= READING PASSAGE =
◆ ◆ ◆ ◆

Hallelujah! The messaging app now integrates calling through Skype, Microsoft's voice over IP (VoIP) service, which for too long has remained a standalone app. Microsoft promises that on the front end at least, it'll work as seamlessly as making calls through your operator.
As for chats, different messaging services are marked by different colors, but the main point is that conversations are gathered into a single condensed stream. Others have tried this integrated inbox approach before (like BlackBerry). It has the potential to become a noisy jumble, so we'll have to see if the color-coded differentiation helps.

Universal apps

Universal apps are designed to run on all Windows 10 devices, from the phone to the Xbox, and are tailored to fit the screen size. Microsoft demoed a few of these on a Lumia 1520, including Microsoft Office apps such as Word and PowerPoint (we didn't get a demo of Excel, sadly.)

◆ ◆ ◆ ◆

= TASK GOAL =
According to the Windows 10 passage, which Microsoft service now provides calling inside the messaging app?

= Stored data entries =
◆ ◆ ◆ ◆

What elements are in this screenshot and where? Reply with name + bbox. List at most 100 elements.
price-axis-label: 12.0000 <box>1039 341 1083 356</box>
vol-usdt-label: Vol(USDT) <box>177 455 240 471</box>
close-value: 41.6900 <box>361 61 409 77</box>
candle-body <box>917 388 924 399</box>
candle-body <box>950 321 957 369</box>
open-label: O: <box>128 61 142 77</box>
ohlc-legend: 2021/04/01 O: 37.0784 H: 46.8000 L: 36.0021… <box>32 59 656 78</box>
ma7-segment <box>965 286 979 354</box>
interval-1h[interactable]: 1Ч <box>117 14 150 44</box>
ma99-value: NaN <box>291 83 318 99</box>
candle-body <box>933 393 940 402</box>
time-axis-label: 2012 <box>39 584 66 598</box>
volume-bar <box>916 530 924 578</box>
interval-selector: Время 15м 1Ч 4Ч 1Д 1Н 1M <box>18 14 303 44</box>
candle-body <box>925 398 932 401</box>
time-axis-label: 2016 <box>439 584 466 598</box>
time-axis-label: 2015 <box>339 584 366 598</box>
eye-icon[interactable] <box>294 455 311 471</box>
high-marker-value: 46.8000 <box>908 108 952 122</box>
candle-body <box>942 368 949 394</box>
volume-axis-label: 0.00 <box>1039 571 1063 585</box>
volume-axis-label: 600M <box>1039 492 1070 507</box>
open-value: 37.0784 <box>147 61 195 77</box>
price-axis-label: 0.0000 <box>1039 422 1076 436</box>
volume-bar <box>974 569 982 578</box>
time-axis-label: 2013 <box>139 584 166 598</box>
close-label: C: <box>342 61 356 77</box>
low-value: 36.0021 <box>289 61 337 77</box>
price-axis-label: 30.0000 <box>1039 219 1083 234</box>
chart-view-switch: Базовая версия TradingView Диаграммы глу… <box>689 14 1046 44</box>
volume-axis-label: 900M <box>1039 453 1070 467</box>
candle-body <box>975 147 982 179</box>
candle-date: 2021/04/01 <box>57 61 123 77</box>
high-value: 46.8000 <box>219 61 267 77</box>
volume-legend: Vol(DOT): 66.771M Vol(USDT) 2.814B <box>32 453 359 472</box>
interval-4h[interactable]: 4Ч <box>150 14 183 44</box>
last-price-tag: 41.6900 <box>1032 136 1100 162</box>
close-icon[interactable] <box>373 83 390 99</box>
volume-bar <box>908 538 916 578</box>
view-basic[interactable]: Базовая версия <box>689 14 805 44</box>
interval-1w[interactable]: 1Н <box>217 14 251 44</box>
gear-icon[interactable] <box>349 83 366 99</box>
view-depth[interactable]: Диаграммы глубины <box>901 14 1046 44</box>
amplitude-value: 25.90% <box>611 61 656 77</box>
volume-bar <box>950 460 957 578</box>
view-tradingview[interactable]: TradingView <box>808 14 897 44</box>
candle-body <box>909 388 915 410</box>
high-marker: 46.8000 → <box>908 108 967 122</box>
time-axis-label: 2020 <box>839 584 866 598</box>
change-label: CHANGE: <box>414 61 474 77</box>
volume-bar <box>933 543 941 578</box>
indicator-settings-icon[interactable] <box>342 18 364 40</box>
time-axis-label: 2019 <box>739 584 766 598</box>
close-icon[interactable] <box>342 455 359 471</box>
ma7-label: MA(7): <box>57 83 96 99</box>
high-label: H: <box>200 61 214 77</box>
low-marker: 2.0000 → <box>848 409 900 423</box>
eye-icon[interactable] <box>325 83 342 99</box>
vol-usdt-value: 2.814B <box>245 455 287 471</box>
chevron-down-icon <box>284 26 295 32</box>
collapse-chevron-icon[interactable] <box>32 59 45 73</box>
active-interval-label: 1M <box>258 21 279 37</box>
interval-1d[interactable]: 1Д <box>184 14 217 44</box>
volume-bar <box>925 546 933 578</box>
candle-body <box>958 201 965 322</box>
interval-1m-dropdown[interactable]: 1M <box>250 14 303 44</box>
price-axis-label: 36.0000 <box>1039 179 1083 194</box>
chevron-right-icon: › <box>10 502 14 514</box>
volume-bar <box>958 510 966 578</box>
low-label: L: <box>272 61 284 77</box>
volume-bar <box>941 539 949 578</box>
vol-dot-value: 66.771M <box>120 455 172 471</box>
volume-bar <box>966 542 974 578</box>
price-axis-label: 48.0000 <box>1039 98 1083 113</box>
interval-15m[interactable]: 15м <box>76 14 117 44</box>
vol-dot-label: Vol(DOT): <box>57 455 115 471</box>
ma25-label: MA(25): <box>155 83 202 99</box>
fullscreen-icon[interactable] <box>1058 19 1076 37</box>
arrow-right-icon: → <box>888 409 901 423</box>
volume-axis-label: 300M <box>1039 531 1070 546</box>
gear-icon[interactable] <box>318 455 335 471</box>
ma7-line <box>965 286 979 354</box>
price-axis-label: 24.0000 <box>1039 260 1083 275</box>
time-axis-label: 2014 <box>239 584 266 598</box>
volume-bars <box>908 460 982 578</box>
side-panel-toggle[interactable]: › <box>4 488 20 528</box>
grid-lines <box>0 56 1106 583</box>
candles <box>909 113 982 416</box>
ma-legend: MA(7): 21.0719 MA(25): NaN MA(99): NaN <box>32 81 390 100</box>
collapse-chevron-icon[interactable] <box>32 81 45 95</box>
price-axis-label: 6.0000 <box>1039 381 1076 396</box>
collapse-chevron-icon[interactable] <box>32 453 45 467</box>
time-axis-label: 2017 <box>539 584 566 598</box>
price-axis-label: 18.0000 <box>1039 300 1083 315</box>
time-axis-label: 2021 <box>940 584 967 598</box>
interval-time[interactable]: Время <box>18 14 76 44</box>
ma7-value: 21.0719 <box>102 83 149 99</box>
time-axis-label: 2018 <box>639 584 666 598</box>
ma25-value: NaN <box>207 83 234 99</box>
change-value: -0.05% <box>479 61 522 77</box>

◆ ◆ ◆ ◆

= WRITTEN REPLY =
Skype, Microsoft's voice over IP (VoIP) service.